Task inputs:
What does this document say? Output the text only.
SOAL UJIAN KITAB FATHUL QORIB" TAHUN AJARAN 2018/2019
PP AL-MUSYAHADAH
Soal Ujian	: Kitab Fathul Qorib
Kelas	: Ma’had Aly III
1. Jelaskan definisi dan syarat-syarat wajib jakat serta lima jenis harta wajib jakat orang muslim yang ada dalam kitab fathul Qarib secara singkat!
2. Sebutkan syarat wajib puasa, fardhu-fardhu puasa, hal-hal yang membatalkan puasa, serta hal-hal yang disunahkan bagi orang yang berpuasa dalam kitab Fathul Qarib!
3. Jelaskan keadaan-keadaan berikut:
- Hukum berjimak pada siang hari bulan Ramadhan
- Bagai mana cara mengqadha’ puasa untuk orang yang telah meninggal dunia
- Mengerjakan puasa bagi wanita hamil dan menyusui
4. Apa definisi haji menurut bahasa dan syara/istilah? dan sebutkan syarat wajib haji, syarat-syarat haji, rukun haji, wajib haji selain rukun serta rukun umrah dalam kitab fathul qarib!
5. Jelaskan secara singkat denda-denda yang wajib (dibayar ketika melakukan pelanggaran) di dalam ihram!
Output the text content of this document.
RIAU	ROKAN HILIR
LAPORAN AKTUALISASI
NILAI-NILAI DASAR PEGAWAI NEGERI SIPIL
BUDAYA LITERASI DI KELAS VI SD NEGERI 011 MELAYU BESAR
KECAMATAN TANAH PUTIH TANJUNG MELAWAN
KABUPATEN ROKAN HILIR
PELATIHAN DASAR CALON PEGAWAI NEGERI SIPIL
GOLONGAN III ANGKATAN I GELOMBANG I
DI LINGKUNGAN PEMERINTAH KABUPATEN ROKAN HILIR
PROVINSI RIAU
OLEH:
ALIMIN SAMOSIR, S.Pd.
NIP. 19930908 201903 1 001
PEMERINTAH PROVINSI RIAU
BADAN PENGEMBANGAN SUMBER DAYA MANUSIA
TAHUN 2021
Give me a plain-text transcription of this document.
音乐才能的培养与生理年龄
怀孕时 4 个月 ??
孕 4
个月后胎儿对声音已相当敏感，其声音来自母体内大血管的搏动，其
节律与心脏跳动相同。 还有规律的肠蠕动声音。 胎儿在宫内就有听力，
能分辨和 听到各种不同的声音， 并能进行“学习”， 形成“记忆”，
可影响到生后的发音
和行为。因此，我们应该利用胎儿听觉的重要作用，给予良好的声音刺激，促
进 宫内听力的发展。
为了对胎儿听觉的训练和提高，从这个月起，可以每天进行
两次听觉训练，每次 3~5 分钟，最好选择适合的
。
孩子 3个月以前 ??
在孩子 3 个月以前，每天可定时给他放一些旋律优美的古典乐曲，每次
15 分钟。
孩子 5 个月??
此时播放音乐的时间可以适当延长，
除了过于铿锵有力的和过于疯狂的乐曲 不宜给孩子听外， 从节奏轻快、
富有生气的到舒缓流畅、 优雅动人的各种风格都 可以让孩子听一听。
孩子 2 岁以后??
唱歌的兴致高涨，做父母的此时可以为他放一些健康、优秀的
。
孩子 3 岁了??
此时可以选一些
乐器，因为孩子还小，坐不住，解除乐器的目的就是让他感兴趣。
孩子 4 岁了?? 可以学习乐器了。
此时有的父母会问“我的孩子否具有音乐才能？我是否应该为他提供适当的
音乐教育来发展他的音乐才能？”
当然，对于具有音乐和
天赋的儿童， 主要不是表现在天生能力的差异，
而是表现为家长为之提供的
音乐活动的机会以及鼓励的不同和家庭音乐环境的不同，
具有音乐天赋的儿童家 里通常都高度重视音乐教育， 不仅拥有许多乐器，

What the task requires:
Extract every entry above as it appears.

Finished exercise:
What does this document say? Output the text only.
SOAL UJIAN KITAB FATHUL QORIB" TAHUN AJARAN 2018/2019
PP AL-MUSYAHADAH
Soal Ujian	: Kitab Fathul Qorib
Kelas	: Ma’had Aly III
1. Jelaskan definisi dan syarat-syarat wajib jakat serta lima jenis harta wajib jakat orang muslim yang ada dalam kitab fathul Qarib secara singkat!
2. Sebutkan syarat wajib puasa, fardhu-fardhu puasa, hal-hal yang membatalkan puasa, serta hal-hal yang disunahkan bagi orang yang berpuasa dalam kitab Fathul Qarib!
3. Jelaskan keadaan-keadaan berikut:
- Hukum berjimak pada siang hari bulan Ramadhan
- Bagai mana cara mengqadha’ puasa untuk orang yang telah meninggal dunia
- Mengerjakan puasa bagi wanita hamil dan menyusui
4. Apa definisi haji menurut bahasa dan syara/istilah? dan sebutkan syarat wajib haji, syarat-syarat haji, rukun haji, wajib haji selain rukun serta rukun umrah dalam kitab fathul qarib!
5. Jelaskan secara singkat denda-denda yang wajib (dibayar ketika melakukan pelanggaran) di dalam ihram!
Output the text content of this document.
RIAU	ROKAN HILIR
LAPORAN AKTUALISASI
NILAI-NILAI DASAR PEGAWAI NEGERI SIPIL
BUDAYA LITERASI DI KELAS VI SD NEGERI 011 MELAYU BESAR
KECAMATAN TANAH PUTIH TANJUNG MELAWAN
KABUPATEN ROKAN HILIR
PELATIHAN DASAR CALON PEGAWAI NEGERI SIPIL
GOLONGAN III ANGKATAN I GELOMBANG I
DI LINGKUNGAN PEMERINTAH KABUPATEN ROKAN HILIR
PROVINSI RIAU
OLEH:
ALIMIN SAMOSIR, S.Pd.
NIP. 19930908 201903 1 001
PEMERINTAH PROVINSI RIAU
BADAN PENGEMBANGAN SUMBER DAYA MANUSIA
TAHUN 2021
Give me a plain-text transcription of this document.
音乐才能的培养与生理年龄
怀孕时 4 个月 ??
孕 4
个月后胎儿对声音已相当敏感，其声音来自母体内大血管的搏动，其
节律与心脏跳动相同。 还有规律的肠蠕动声音。 胎儿在宫内就有听力，
能分辨和 听到各种不同的声音， 并能进行“学习”， 形成“记忆”，
可影响到生后的发音
和行为。因此，我们应该利用胎儿听觉的重要作用，给予良好的声音刺激，促
进 宫内听力的发展。
为了对胎儿听觉的训练和提高，从这个月起，可以每天进行
两次听觉训练，每次 3~5 分钟，最好选择适合的
。
孩子 3个月以前 ??
在孩子 3 个月以前，每天可定时给他放一些旋律优美的古典乐曲，每次
15 分钟。
孩子 5 个月??
此时播放音乐的时间可以适当延长，
除了过于铿锵有力的和过于疯狂的乐曲 不宜给孩子听外， 从节奏轻快、
富有生气的到舒缓流畅、 优雅动人的各种风格都 可以让孩子听一听。
孩子 2 岁以后??
唱歌的兴致高涨，做父母的此时可以为他放一些健康、优秀的
。
孩子 3 岁了??
此时可以选一些
乐器，因为孩子还小，坐不住，解除乐器的目的就是让他感兴趣。
孩子 4 岁了?? 可以学习乐器了。
此时有的父母会问“我的孩子否具有音乐才能？我是否应该为他提供适当的
音乐教育来发展他的音乐才能？”
当然，对于具有音乐和
天赋的儿童， 主要不是表现在天生能力的差异，
而是表现为家长为之提供的
音乐活动的机会以及鼓励的不同和家庭音乐环境的不同，
具有音乐天赋的儿童家 里通常都高度重视音乐教育， 不仅拥有许多乐器，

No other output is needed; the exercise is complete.